--- start of Available records ---

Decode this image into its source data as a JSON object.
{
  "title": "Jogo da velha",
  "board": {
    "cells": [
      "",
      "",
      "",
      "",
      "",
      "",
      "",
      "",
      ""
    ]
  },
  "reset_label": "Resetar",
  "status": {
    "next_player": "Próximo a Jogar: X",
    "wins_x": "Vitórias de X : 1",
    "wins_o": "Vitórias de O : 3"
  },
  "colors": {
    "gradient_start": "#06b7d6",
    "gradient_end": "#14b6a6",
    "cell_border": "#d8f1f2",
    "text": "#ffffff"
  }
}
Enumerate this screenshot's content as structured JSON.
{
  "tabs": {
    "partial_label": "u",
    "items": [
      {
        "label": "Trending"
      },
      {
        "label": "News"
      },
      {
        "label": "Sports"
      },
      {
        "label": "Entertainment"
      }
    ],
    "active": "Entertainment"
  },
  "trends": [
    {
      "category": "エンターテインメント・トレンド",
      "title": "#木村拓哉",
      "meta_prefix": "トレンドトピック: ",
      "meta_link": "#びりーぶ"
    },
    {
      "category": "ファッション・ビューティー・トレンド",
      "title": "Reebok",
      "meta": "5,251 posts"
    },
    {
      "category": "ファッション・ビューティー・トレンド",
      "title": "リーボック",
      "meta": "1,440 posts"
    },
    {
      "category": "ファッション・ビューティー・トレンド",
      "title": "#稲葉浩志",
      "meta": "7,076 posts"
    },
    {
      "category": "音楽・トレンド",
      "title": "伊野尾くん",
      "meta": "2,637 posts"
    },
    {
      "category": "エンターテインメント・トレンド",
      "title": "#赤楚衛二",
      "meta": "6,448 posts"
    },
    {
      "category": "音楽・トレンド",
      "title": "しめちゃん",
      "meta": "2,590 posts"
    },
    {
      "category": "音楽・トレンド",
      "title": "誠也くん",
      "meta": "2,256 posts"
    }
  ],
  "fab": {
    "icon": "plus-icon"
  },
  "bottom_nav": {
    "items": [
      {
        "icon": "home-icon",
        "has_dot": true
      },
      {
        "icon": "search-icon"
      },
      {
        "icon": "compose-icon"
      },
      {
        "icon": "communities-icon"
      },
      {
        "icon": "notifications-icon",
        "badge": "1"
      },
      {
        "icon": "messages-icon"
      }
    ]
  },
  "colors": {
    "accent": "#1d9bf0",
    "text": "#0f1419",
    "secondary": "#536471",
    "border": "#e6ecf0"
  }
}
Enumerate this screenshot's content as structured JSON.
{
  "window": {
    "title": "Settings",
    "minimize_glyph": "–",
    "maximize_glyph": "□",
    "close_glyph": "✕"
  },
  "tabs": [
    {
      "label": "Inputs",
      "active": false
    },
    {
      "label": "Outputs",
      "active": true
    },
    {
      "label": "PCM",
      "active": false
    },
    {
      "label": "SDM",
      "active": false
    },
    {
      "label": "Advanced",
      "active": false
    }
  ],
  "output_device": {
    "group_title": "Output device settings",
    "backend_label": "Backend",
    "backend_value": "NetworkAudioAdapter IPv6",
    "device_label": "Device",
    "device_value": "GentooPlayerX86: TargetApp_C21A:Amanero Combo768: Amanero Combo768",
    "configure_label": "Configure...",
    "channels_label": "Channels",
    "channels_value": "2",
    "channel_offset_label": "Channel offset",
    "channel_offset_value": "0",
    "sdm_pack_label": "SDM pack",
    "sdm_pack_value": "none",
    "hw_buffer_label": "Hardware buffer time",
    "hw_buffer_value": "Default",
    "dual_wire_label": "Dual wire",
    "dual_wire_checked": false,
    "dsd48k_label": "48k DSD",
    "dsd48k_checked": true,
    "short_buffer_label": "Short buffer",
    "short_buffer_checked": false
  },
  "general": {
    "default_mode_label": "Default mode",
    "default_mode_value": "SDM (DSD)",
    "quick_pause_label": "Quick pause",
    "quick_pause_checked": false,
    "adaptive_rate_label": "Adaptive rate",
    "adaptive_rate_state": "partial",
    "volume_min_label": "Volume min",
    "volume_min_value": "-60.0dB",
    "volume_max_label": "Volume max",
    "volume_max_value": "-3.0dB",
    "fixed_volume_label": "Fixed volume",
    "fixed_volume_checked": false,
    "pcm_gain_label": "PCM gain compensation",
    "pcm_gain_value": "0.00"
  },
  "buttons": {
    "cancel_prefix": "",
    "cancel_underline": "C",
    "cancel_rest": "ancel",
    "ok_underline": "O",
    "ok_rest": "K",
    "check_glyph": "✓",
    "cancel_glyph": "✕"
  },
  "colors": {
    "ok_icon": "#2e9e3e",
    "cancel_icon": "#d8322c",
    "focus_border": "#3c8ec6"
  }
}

--- end of Available records ---

Brief: Set down all of the records shown above once more, exactly.

Final result:
Decode this image into its source data as a JSON object.
{
  "title": "Jogo da velha",
  "board": {
    "cells": [
      "",
      "",
      "",
      "",
      "",
      "",
      "",
      "",
      ""
    ]
  },
  "reset_label": "Resetar",
  "status": {
    "next_player": "Próximo a Jogar: X",
    "wins_x": "Vitórias de X : 1",
    "wins_o": "Vitórias de O : 3"
  },
  "colors": {
    "gradient_start": "#06b7d6",
    "gradient_end": "#14b6a6",
    "cell_border": "#d8f1f2",
    "text": "#ffffff"
  }
}
Enumerate this screenshot's content as structured JSON.
{
  "tabs": {
    "partial_label": "u",
    "items": [
      {
        "label": "Trending"
      },
      {
        "label": "News"
      },
      {
        "label": "Sports"
      },
      {
        "label": "Entertainment"
      }
    ],
    "active": "Entertainment"
  },
  "trends": [
    {
      "category": "エンターテインメント・トレンド",
      "title": "#木村拓哉",
      "meta_prefix": "トレンドトピック: ",
      "meta_link": "#びりーぶ"
    },
    {
      "category": "ファッション・ビューティー・トレンド",
      "title": "Reebok",
      "meta": "5,251 posts"
    },
    {
      "category": "ファッション・ビューティー・トレンド",
      "title": "リーボック",
      "meta": "1,440 posts"
    },
    {
      "category": "ファッション・ビューティー・トレンド",
      "title": "#稲葉浩志",
      "meta": "7,076 posts"
    },
    {
      "category": "音楽・トレンド",
      "title": "伊野尾くん",
      "meta": "2,637 posts"
    },
    {
      "category": "エンターテインメント・トレンド",
      "title": "#赤楚衛二",
      "meta": "6,448 posts"
    },
    {
      "category": "音楽・トレンド",
      "title": "しめちゃん",
      "meta": "2,590 posts"
    },
    {
      "category": "音楽・トレンド",
      "title": "誠也くん",
      "meta": "2,256 posts"
    }
  ],
  "fab": {
    "icon": "plus-icon"
  },
  "bottom_nav": {
    "items": [
      {
        "icon": "home-icon",
        "has_dot": true
      },
      {
        "icon": "search-icon"
      },
      {
        "icon": "compose-icon"
      },
      {
        "icon": "communities-icon"
      },
      {
        "icon": "notifications-icon",
        "badge": "1"
      },
      {
        "icon": "messages-icon"
      }
    ]
  },
  "colors": {
    "accent": "#1d9bf0",
    "text": "#0f1419",
    "secondary": "#536471",
    "border": "#e6ecf0"
  }
}
Enumerate this screenshot's content as structured JSON.
{
  "window": {
    "title": "Settings",
    "minimize_glyph": "–",
    "maximize_glyph": "□",
    "close_glyph": "✕"
  },
  "tabs": [
    {
      "label": "Inputs",
      "active": false
    },
    {
      "label": "Outputs",
      "active": true
    },
    {
      "label": "PCM",
      "active": false
    },
    {
      "label": "SDM",
      "active": false
    },
    {
      "label": "Advanced",
      "active": false
    }
  ],
  "output_device": {
    "group_title": "Output device settings",
    "backend_label": "Backend",
    "backend_value": "NetworkAudioAdapter IPv6",
    "device_label": "Device",
    "device_value": "GentooPlayerX86: TargetApp_C21A:Amanero Combo768: Amanero Combo768",
    "configure_label": "Configure...",
    "channels_label": "Channels",
    "channels_value": "2",
    "channel_offset_label": "Channel offset",
    "channel_offset_value": "0",
    "sdm_pack_label": "SDM pack",
    "sdm_pack_value": "none",
    "hw_buffer_label": "Hardware buffer time",
    "hw_buffer_value": "Default",
    "dual_wire_label": "Dual wire",
    "dual_wire_checked": false,
    "dsd48k_label": "48k DSD",
    "dsd48k_checked": true,
    "short_buffer_label": "Short buffer",
    "short_buffer_checked": false
  },
  "general": {
    "default_mode_label": "Default mode",
    "default_mode_value": "SDM (DSD)",
    "quick_pause_label": "Quick pause",
    "quick_pause_checked": false,
    "adaptive_rate_label": "Adaptive rate",
    "adaptive_rate_state": "partial",
    "volume_min_label": "Volume min",
    "volume_min_value": "-60.0dB",
    "volume_max_label": "Volume max",
    "volume_max_value": "-3.0dB",
    "fixed_volume_label": "Fixed volume",
    "fixed_volume_checked": false,
    "pcm_gain_label": "PCM gain compensation",
    "pcm_gain_value": "0.00"
  },
  "buttons": {
    "cancel_prefix": "",
    "cancel_underline": "C",
    "cancel_rest": "ancel",
    "ok_underline": "O",
    "ok_rest": "K",
    "check_glyph": "✓",
    "cancel_glyph": "✕"
  },
  "colors": {
    "ok_icon": "#2e9e3e",
    "cancel_icon": "#d8322c",
    "focus_border": "#3c8ec6"
  }
}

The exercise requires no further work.